### Texto de leitura
Datas de Estreia: Nota:
Brasil Exterior Crítico Usuários
09/06/2006 23/11/2005 2 / 5 / 5
Distribuidora
Duração do filme
96 minuto(s)

Apenas Amigos
Just Friends

Dirigido por Roger Kumble. Com: Ryan Reynolds, Amy Smart, Anna Faris, Chris Klein, Julie Hagerty, Stephen Root, Chris Marquette, Fred Ewanuick, Amy Matysio, Barry Flatman.

 

Apenas Amigos é um daqueles filmes que provavelmente surgiram a partir de um conceito que, descrito em pouquíssimas palavras, pareceu suficientemente comercial para um grupo de executivos de Hollywood: “Ryan Reynolds maquiado como gordo”. Se funcionou para Eddie Murphy, Courteney Cox (que ficava ótima como a jovem e obesa Mônica, em Friends), Gwyneth Paltrow, Goldie Hawn, Mike Myers e Tim Allen, por que não funcionaria com o carismático ator de O Dono da Festa? A resposta é simples: um bom conceito (e não estou dizendo que este é bom) só funciona quando amparado por um bom roteiro. E definitivamente não é isto que ocorre aqui.

           

Escrito por Adam ‘Tex’ Davis (nunca é bom sinal quando alguém inclui o apelido no próprio nome), Apenas Amigos traz Reynolds como Chris Brander, um adolescente obeso que nutre uma paixão platônica por sua amiga Jamie Palamino (Smart), uma espécie de “Mary” que é desejada por todos os rapazes da escola. Depois de passar por uma situação extremamente embaraçosa em uma festa na casa da amada, Chris abandona a cidade e, em dez anos, se transforma num homem magro, seguro, bem-sucedido e mulherengo que trabalha em uma importante gravadora. Designado para garantir um contrato com a cantora-sensação Samantha James (Faris), ele acaba indo parar em sua antiga cidade quando um acidente provocado pela insana cantora obriga o avião a fazer uma aterrisagem não planejada. Logo, Chris reencontra Jamie e decide conquistá-la enquanto não chega a hora de partir.

### Extrato de dados

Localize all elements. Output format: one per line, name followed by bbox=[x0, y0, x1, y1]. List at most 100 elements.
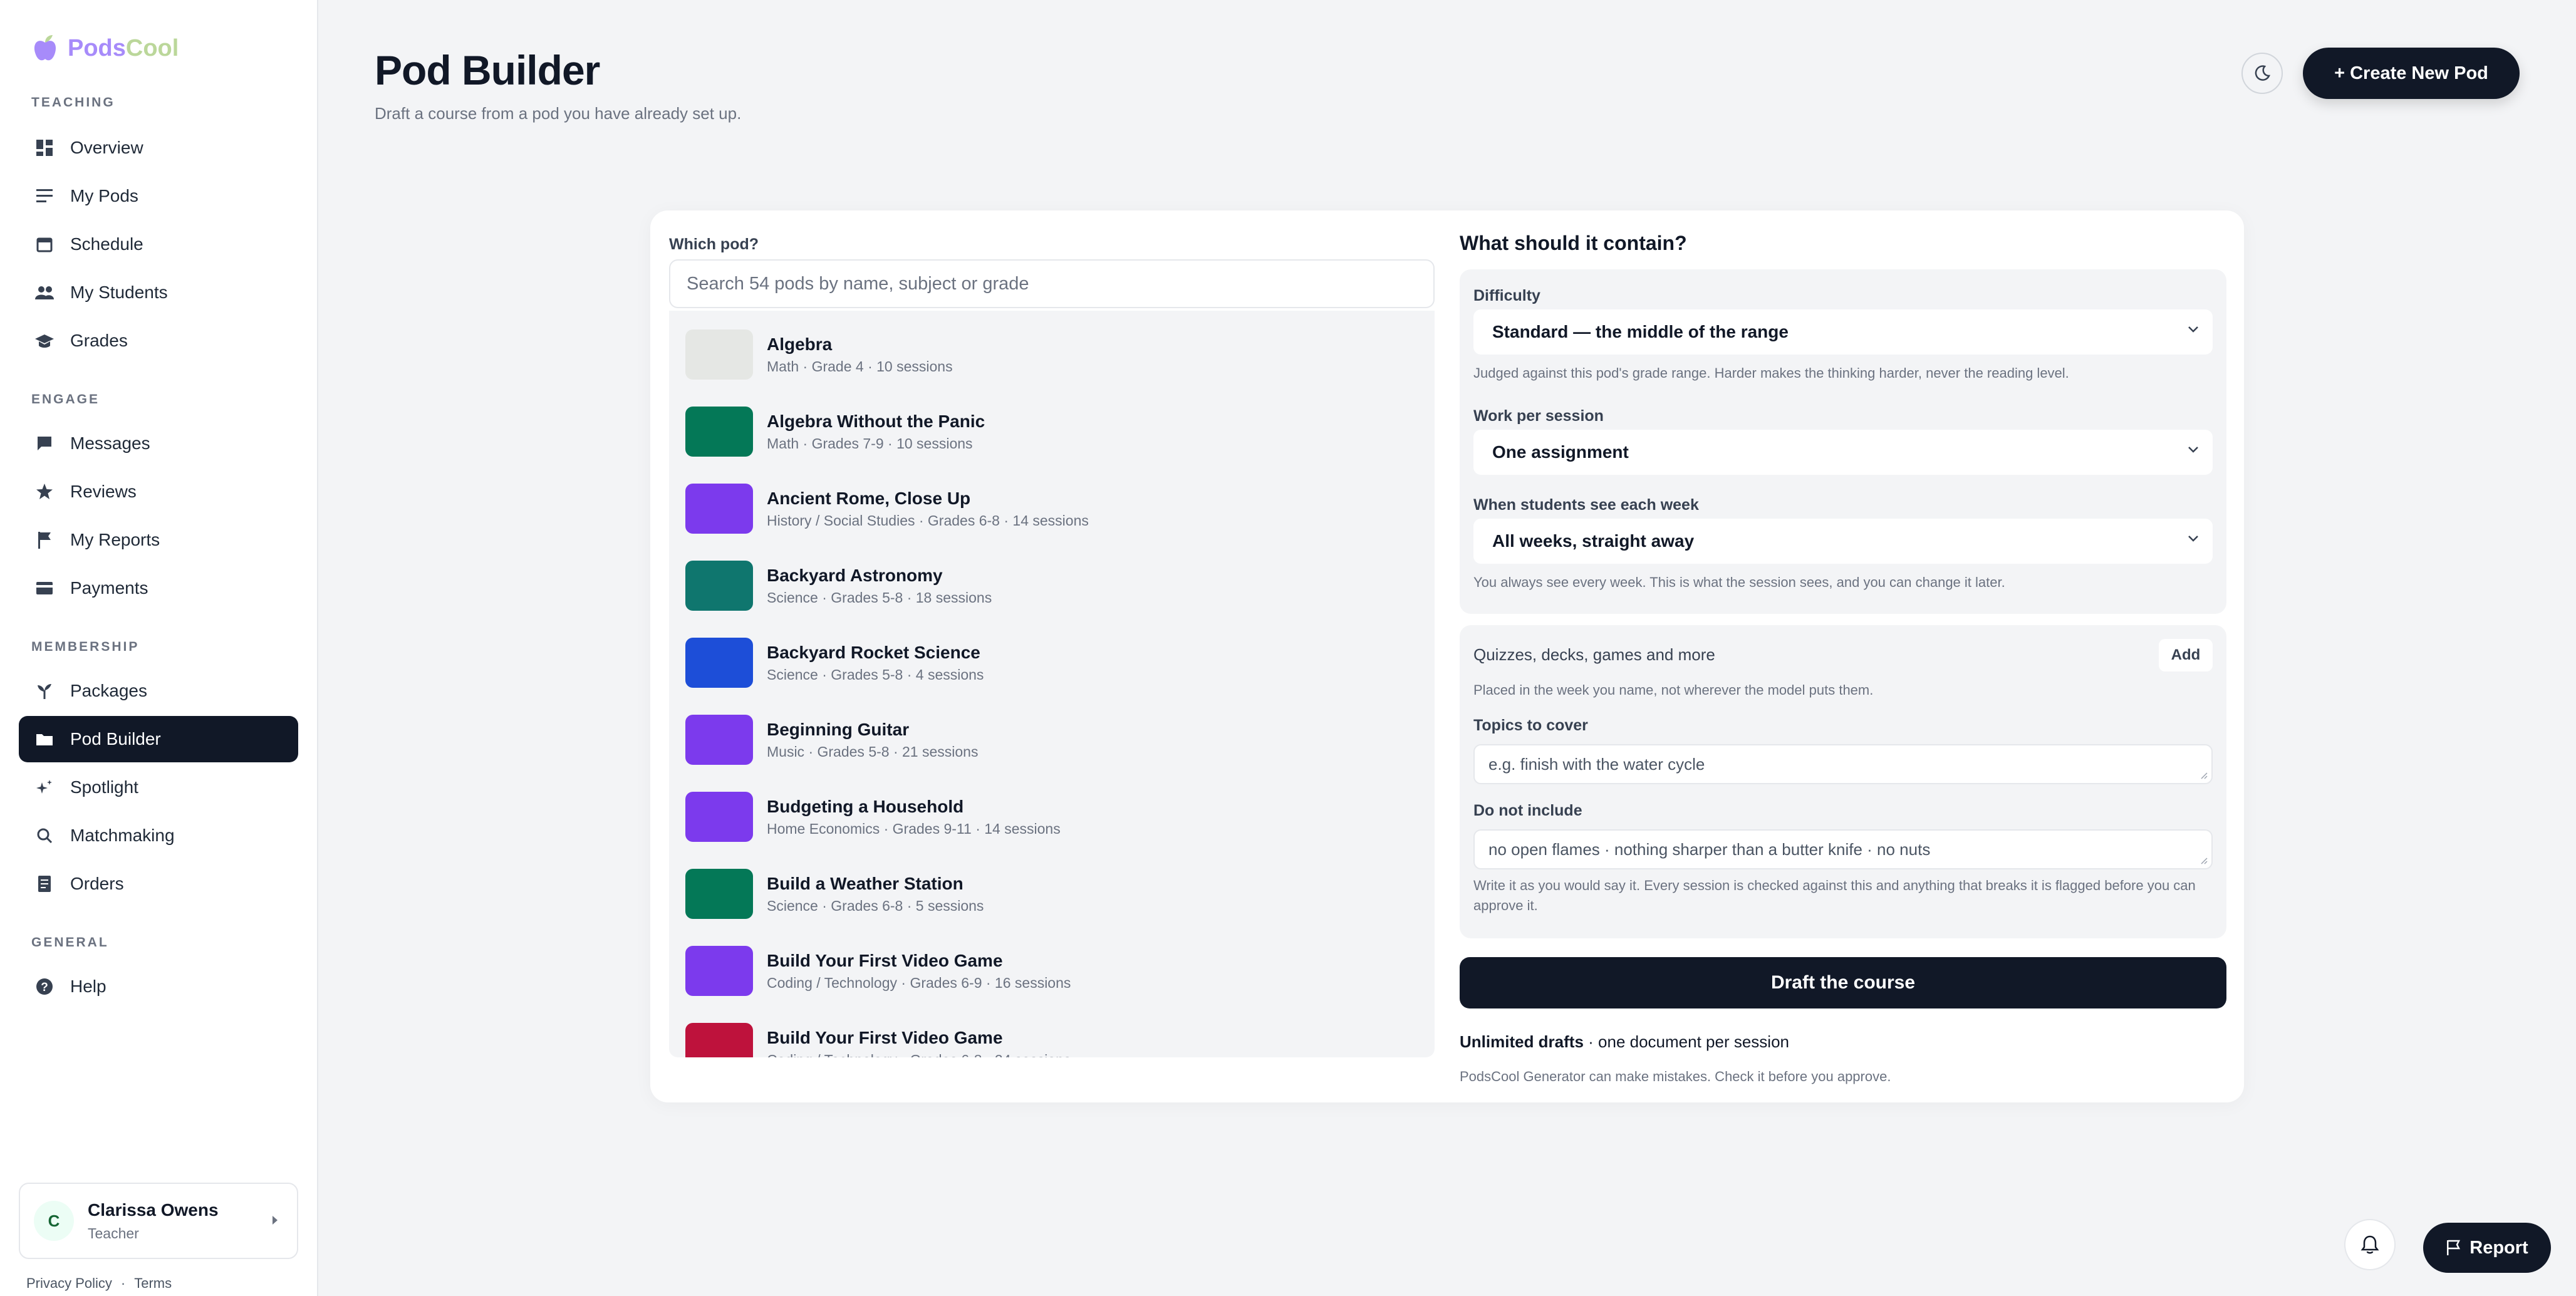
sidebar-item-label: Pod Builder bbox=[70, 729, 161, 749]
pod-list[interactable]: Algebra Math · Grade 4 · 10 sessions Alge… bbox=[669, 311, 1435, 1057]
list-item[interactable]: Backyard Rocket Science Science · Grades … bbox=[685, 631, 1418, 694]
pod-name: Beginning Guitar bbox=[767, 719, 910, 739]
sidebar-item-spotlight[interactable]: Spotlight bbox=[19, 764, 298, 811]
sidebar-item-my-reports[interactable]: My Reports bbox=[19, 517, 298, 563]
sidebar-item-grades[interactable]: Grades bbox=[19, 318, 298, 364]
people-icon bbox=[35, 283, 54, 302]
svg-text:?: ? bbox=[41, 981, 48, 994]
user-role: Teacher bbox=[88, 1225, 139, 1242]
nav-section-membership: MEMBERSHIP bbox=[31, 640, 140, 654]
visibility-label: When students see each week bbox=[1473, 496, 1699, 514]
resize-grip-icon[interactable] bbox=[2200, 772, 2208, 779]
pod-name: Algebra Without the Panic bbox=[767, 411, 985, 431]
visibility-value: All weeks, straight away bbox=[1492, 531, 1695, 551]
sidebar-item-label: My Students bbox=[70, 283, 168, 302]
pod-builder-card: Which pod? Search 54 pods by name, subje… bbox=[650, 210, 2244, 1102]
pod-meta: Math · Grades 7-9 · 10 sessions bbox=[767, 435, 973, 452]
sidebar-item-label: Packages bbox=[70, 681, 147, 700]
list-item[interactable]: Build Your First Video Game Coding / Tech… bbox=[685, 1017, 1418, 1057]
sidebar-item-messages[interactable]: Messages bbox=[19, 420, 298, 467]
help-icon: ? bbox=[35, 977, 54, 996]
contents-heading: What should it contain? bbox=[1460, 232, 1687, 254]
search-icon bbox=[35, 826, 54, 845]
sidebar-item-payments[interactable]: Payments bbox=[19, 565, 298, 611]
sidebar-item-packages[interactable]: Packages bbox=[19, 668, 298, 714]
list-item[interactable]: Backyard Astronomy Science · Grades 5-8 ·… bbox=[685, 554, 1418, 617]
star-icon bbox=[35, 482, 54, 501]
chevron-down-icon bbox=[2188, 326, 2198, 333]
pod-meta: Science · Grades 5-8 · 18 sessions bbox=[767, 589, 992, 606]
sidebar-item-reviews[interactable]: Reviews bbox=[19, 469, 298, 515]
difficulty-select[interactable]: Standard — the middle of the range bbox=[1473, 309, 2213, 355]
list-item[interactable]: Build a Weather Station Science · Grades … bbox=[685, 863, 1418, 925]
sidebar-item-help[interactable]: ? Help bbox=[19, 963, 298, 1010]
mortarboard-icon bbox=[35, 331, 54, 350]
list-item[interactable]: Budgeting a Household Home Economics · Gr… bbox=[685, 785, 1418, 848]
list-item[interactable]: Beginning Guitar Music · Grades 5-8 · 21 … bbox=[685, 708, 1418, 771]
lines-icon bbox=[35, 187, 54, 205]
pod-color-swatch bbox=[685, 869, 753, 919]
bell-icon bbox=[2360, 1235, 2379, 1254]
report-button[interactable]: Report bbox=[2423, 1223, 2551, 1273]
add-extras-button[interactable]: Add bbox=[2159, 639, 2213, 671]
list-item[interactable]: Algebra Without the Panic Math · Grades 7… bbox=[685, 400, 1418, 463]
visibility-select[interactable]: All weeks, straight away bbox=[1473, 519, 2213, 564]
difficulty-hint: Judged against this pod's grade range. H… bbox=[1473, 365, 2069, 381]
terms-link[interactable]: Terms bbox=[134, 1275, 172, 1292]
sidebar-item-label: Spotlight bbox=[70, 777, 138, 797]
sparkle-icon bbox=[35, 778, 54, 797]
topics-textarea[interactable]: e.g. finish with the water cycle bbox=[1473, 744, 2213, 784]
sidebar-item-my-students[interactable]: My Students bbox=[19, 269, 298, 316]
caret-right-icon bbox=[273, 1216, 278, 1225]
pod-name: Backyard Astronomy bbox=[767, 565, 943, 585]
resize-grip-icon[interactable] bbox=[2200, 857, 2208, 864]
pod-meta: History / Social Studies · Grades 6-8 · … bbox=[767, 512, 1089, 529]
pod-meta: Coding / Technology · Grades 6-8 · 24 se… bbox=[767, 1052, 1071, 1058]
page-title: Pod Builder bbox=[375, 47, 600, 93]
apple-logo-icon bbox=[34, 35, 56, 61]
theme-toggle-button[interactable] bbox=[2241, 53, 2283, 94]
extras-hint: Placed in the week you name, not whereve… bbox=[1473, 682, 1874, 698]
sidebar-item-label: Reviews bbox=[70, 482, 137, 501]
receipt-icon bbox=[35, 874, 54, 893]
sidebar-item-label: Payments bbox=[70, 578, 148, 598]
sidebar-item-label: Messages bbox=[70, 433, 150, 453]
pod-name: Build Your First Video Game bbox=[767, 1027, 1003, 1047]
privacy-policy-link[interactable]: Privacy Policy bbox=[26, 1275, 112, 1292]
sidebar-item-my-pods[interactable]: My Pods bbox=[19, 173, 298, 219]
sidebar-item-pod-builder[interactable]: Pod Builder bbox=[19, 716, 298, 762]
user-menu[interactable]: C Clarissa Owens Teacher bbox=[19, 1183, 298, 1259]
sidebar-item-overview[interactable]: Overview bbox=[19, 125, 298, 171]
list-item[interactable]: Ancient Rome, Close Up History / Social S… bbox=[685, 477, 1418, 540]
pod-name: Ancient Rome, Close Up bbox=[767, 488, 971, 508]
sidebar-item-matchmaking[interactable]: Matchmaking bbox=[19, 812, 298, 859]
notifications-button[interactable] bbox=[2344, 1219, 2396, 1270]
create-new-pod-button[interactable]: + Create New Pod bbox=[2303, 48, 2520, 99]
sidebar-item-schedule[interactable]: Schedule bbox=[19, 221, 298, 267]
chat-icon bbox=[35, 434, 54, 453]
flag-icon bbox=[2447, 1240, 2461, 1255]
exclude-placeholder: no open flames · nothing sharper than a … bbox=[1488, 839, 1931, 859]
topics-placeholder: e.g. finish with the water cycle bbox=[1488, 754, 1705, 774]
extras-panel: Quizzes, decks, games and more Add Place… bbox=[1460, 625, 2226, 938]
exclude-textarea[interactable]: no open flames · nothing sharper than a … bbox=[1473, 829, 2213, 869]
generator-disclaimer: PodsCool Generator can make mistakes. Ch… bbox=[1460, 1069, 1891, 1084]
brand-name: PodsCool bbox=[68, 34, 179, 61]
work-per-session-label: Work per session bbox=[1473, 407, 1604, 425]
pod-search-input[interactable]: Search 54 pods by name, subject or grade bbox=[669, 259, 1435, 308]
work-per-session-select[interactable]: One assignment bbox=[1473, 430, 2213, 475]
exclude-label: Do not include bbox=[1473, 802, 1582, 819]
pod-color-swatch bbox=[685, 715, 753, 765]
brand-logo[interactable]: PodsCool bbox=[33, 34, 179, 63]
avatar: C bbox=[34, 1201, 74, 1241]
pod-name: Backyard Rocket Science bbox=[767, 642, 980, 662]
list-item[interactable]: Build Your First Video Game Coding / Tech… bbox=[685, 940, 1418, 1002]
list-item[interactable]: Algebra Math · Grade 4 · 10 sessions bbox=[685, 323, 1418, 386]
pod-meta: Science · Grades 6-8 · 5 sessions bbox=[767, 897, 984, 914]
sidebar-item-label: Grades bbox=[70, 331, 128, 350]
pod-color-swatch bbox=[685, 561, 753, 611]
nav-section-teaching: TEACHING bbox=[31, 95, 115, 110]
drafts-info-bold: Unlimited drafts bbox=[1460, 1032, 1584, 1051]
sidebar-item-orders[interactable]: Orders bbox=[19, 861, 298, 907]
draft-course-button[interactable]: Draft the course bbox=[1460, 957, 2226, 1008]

### Complete a seguir
(1) Responda às perguntas sobre a crítica de Apenas Amigos:
(a) Qual é a duração do filme?
(b) Quem escreveu o filme?
(c) Onde Chris Brander trabalha depois de dez anos?
(2) Repita um trecho da crítica de Apenas Amigos, começando nas palavras "Dirigido por Roger" e terminando depois de "Matysio, Barry Flatman.".
(3) Dê continuidade à crítica de Apenas Amigos a partir da última frase apresentada.

### Respostas abaixo
(1)
(a) 96 minutos.
(b) Adam ‘Tex’ Davis.
(c) Em uma importante gravadora.

(2)
Dirigido por Roger Kumble. Com: Ryan Reynolds, Amy Smart, Anna Faris, Chris Klein, Julie Hagerty, Stephen Root, Chris Marquette, Fred Ewanuick, Amy Matysio, Barry Flatman.

(3)
Eu não ficaria surpreso caso ‘Tex’ (vou chamá-lo pelo apelido para agradá-lo) tenha sido um sujeito nada popular em seu tempo de colégio – afinal, Apenas Amigos soa exatamente como uma fantasia criada para exorcizar fantasmas do passado: o popular jogador de futebol americano se transforma em um alcoólatra fracassado e calvo; a popular garota “mais bonita da escola” vira garçonete em um bar; e os antigos “nerds” atingem sucesso profissional e conquistam todas as mulheres (o próprio Chris e o paramédico interpretado por Chris Klein). No processo, ‘Tex’ ignora questões lógicas básicas: como Chris, um rapaz de 17 anos, poderia ter simplesmente abandonado sua cidade de uma hora para outra (ele supostamente parte na mesma noite da festa)? E por que ficar 10 anos sem entrar em contato com seus melhores amigos (que parecem não guardar qualquer tipo de mágoa por isso)? E como alguém pavorosamente ingênuo e despreparado como Chris poderia, em tão pouco tempo, se converter em alguém tão bem-sucedido (financeira e profissionalmente) e seguro?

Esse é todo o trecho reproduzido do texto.